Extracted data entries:
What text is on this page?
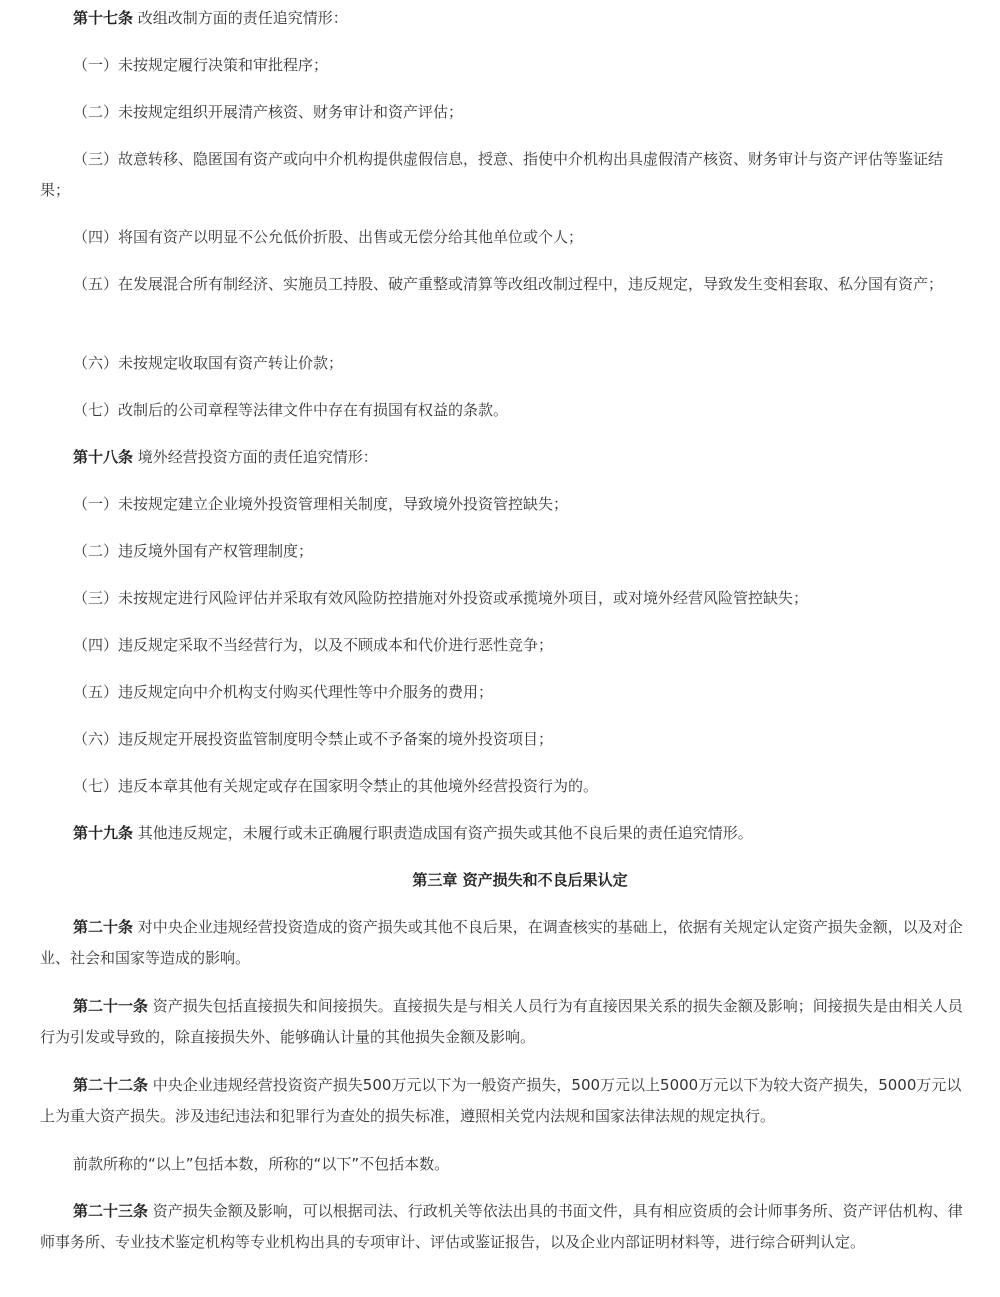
第十七条 改组改制方面的责任追究情形：

（一）未按规定履行决策和审批程序；

（二）未按规定组织开展清产核资、财务审计和资产评估；

（三）故意转移、隐匿国有资产或向中介机构提供虚假信息，授意、指使中介机构出具虚假清产核资、财务审计与资产评估等鉴证结果；

（四）将国有资产以明显不公允低价折股、出售或无偿分给其他单位或个人；

（五）在发展混合所有制经济、实施员工持股、破产重整或清算等改组改制过程中，违反规定，导致发生变相套取、私分国有资产；

（六）未按规定收取国有资产转让价款；

（七）改制后的公司章程等法律文件中存在有损国有权益的条款。

第十八条 境外经营投资方面的责任追究情形：

（一）未按规定建立企业境外投资管理相关制度，导致境外投资管控缺失；

（二）违反境外国有产权管理制度；

（三）未按规定进行风险评估并采取有效风险防控措施对外投资或承揽境外项目，或对境外经营风险管控缺失；

（四）违反规定采取不当经营行为，以及不顾成本和代价进行恶性竞争；

（五）违反规定向中介机构支付购买代理性等中介服务的费用；

（六）违反规定开展投资监管制度明令禁止或不予备案的境外投资项目；

（七）违反本章其他有关规定或存在国家明令禁止的其他境外经营投资行为的。

第十九条 其他违反规定，未履行或未正确履行职责造成国有资产损失或其他不良后果的责任追究情形。

第三章 资产损失和不良后果认定

第二十条 对中央企业违规经营投资造成的资产损失或其他不良后果，在调查核实的基础上，依据有关规定认定资产损失金额，以及对企业、社会和国家等造成的影响。

第二十一条 资产损失包括直接损失和间接损失。直接损失是与相关人员行为有直接因果关系的损失金额及影响；间接损失是由相关人员行为引发或导致的，除直接损失外、能够确认计量的其他损失金额及影响。

第二十二条 中央企业违规经营投资资产损失500万元以下为一般资产损失，500万元以上5000万元以下为较大资产损失，5000万元以上为重大资产损失。涉及违纪违法和犯罪行为查处的损失标准，遵照相关党内法规和国家法律法规的规定执行。

前款所称的“以上”包括本数，所称的“以下”不包括本数。

第二十三条 资产损失金额及影响，可以根据司法、行政机关等依法出具的书面文件，具有相应资质的会计师事务所、资产评估机构、律师事务所、专业技术鉴定机构等专业机构出具的专项审计、评估或鉴证报告，以及企业内部证明材料等，进行综合研判认定。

> [EXERCISE OBJECTIVE]:
Pictures in the records should not appear in your copy, but everything else must be transcribed exactly.

> [SOLVED PROBLEM]:
What text is on this page?
第十七条 改组改制方面的责任追究情形：

（一）未按规定履行决策和审批程序；

（二）未按规定组织开展清产核资、财务审计和资产评估；

（三）故意转移、隐匿国有资产或向中介机构提供虚假信息，授意、指使中介机构出具虚假清产核资、财务审计与资产评估等鉴证结果；

（四）将国有资产以明显不公允低价折股、出售或无偿分给其他单位或个人；

（五）在发展混合所有制经济、实施员工持股、破产重整或清算等改组改制过程中，违反规定，导致发生变相套取、私分国有资产；

（六）未按规定收取国有资产转让价款；

（七）改制后的公司章程等法律文件中存在有损国有权益的条款。

第十八条 境外经营投资方面的责任追究情形：

（一）未按规定建立企业境外投资管理相关制度，导致境外投资管控缺失；

（二）违反境外国有产权管理制度；

（三）未按规定进行风险评估并采取有效风险防控措施对外投资或承揽境外项目，或对境外经营风险管控缺失；

（四）违反规定采取不当经营行为，以及不顾成本和代价进行恶性竞争；

（五）违反规定向中介机构支付购买代理性等中介服务的费用；

（六）违反规定开展投资监管制度明令禁止或不予备案的境外投资项目；

（七）违反本章其他有关规定或存在国家明令禁止的其他境外经营投资行为的。

第十九条 其他违反规定，未履行或未正确履行职责造成国有资产损失或其他不良后果的责任追究情形。

第三章 资产损失和不良后果认定

第二十条 对中央企业违规经营投资造成的资产损失或其他不良后果，在调查核实的基础上，依据有关规定认定资产损失金额，以及对企业、社会和国家等造成的影响。

第二十一条 资产损失包括直接损失和间接损失。直接损失是与相关人员行为有直接因果关系的损失金额及影响；间接损失是由相关人员行为引发或导致的，除直接损失外、能够确认计量的其他损失金额及影响。

第二十二条 中央企业违规经营投资资产损失500万元以下为一般资产损失，500万元以上5000万元以下为较大资产损失，5000万元以上为重大资产损失。涉及违纪违法和犯罪行为查处的损失标准，遵照相关党内法规和国家法律法规的规定执行。

前款所称的“以上”包括本数，所称的“以下”不包括本数。

第二十三条 资产损失金额及影响，可以根据司法、行政机关等依法出具的书面文件，具有相应资质的会计师事务所、资产评估机构、律师事务所、专业技术鉴定机构等专业机构出具的专项审计、评估或鉴证报告，以及企业内部证明材料等，进行综合研判认定。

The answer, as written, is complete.